**Required work**.
Locate the line containing "Convert this screenshot", then please write out that line and all the lines below it in the entries exactly.

**Recorded information**.
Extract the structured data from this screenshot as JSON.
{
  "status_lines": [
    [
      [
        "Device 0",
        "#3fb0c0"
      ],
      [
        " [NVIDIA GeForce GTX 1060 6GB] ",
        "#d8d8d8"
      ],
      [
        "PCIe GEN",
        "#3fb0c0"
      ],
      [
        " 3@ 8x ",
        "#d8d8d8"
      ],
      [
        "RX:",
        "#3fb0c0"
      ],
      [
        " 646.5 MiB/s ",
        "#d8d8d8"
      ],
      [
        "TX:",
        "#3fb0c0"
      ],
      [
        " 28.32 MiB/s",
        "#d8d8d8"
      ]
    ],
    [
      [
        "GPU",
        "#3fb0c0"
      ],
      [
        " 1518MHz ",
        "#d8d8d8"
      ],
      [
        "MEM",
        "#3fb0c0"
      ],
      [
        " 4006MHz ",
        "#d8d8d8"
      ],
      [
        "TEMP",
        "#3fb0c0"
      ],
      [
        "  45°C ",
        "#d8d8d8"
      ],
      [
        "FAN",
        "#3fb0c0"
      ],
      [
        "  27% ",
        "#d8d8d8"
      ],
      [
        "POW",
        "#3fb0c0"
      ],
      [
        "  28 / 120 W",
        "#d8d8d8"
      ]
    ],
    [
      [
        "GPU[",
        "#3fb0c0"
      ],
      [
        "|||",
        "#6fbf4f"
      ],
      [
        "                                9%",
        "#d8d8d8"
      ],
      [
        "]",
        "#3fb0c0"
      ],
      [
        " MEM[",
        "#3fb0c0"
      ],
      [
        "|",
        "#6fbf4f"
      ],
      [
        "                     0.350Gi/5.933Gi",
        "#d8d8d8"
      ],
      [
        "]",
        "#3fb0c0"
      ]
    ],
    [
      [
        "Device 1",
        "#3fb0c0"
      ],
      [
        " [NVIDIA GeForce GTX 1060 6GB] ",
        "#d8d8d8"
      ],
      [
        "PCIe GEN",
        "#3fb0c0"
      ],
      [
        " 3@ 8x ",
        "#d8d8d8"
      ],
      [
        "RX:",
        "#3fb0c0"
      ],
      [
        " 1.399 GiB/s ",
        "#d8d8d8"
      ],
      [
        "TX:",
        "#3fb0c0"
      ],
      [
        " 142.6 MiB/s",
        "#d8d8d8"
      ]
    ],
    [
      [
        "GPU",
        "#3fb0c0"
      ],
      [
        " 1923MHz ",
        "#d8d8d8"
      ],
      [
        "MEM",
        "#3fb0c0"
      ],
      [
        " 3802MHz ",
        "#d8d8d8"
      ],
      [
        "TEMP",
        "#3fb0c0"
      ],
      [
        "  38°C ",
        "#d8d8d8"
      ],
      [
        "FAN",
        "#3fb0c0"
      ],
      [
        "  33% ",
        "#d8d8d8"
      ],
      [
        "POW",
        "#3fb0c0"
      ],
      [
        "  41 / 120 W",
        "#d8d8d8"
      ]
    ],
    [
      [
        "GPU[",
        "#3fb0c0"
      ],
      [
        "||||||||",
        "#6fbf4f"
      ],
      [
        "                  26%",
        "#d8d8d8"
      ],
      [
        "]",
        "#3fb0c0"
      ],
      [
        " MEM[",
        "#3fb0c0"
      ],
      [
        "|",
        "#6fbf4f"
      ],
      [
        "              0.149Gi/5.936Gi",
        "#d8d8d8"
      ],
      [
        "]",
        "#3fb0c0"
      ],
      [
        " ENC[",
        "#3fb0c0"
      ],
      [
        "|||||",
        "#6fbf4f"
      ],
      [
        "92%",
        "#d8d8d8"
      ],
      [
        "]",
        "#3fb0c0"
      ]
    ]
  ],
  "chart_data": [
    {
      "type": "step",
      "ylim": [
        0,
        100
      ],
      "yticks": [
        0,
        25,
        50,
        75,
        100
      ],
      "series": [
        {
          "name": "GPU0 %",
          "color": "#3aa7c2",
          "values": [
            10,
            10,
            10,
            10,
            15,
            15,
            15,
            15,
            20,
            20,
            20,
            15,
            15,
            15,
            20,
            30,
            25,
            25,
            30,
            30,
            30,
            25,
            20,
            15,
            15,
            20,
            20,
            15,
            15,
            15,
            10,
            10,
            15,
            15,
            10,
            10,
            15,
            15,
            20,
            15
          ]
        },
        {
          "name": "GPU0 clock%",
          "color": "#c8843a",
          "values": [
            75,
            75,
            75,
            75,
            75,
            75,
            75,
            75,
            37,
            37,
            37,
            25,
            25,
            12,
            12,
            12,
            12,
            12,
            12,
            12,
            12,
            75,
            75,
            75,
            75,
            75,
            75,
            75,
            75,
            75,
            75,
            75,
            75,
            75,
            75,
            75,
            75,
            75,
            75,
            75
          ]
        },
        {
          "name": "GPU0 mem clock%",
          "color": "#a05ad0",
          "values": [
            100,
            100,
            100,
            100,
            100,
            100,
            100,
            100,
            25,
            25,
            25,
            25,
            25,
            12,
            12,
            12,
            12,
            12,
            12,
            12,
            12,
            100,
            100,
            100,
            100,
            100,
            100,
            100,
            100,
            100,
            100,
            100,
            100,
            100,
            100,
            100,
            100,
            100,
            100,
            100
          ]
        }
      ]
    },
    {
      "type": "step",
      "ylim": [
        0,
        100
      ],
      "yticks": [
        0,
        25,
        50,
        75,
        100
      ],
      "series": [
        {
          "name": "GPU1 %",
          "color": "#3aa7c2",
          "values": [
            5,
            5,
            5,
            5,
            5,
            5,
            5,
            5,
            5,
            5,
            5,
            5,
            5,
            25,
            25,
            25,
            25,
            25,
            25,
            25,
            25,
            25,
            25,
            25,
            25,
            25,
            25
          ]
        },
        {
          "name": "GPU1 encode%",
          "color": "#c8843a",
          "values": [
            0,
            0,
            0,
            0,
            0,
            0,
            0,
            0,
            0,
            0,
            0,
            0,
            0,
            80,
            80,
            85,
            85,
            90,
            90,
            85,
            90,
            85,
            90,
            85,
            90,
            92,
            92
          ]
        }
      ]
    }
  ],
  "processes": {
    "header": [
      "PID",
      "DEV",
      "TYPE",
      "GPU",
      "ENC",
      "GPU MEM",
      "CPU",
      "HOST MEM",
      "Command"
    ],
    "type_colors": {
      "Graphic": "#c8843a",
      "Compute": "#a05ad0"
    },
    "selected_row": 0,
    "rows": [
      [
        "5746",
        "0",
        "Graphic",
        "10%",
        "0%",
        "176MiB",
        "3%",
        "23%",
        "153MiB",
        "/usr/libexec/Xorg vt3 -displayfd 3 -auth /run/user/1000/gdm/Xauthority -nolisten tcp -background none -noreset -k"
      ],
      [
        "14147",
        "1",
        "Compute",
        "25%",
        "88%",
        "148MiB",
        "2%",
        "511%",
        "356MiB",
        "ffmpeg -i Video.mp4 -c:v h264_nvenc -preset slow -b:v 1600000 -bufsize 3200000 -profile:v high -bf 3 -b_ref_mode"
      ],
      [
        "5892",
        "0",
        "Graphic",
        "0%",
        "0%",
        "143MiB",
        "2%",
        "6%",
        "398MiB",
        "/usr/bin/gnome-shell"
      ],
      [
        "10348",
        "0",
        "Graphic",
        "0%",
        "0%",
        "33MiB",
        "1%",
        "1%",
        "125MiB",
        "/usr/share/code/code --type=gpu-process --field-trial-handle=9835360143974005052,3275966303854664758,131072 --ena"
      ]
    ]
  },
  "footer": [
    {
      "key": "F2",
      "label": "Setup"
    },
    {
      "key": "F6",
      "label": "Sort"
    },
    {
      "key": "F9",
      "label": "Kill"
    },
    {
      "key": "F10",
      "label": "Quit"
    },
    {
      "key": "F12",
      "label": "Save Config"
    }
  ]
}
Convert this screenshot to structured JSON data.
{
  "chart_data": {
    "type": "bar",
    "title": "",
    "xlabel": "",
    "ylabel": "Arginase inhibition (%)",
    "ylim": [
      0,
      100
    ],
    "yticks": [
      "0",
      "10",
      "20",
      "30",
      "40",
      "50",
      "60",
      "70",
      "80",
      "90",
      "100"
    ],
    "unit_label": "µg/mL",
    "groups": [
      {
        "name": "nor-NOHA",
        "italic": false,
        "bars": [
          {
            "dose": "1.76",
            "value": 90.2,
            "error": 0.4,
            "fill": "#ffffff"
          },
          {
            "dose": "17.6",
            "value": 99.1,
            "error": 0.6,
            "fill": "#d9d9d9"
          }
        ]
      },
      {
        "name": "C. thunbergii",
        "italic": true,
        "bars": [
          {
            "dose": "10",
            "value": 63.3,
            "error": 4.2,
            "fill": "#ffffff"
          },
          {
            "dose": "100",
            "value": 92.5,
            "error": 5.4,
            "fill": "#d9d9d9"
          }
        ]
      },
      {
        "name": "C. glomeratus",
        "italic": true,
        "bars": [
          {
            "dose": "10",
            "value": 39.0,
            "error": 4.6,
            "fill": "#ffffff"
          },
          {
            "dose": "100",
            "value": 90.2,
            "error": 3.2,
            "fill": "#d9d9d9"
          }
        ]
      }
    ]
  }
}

**Answer to the exercise**.
Convert this screenshot to structured JSON data.
{
  "chart_data": {
    "type": "bar",
    "title": "",
    "xlabel": "",
    "ylabel": "Arginase inhibition (%)",
    "ylim": [
      0,
      100
    ],
    "yticks": [
      "0",
      "10",
      "20",
      "30",
      "40",
      "50",
      "60",
      "70",
      "80",
      "90",
      "100"
    ],
    "unit_label": "µg/mL",
    "groups": [
      {
        "name": "nor-NOHA",
        "italic": false,
        "bars": [
          {
            "dose": "1.76",
            "value": 90.2,
            "error": 0.4,
            "fill": "#ffffff"
          },
          {
            "dose": "17.6",
            "value": 99.1,
            "error": 0.6,
            "fill": "#d9d9d9"
          }
        ]
      },
      {
        "name": "C. thunbergii",
        "italic": true,
        "bars": [
          {
            "dose": "10",
            "value": 63.3,
            "error": 4.2,
            "fill": "#ffffff"
          },
          {
            "dose": "100",
            "value": 92.5,
            "error": 5.4,
            "fill": "#d9d9d9"
          }
        ]
      },
      {
        "name": "C. glomeratus",
        "italic": true,
        "bars": [
          {
            "dose": "10",
            "value": 39.0,
            "error": 4.6,
            "fill": "#ffffff"
          },
          {
            "dose": "100",
            "value": 90.2,
            "error": 3.2,
            "fill": "#d9d9d9"
          }
        ]
      }
    ]
  }
}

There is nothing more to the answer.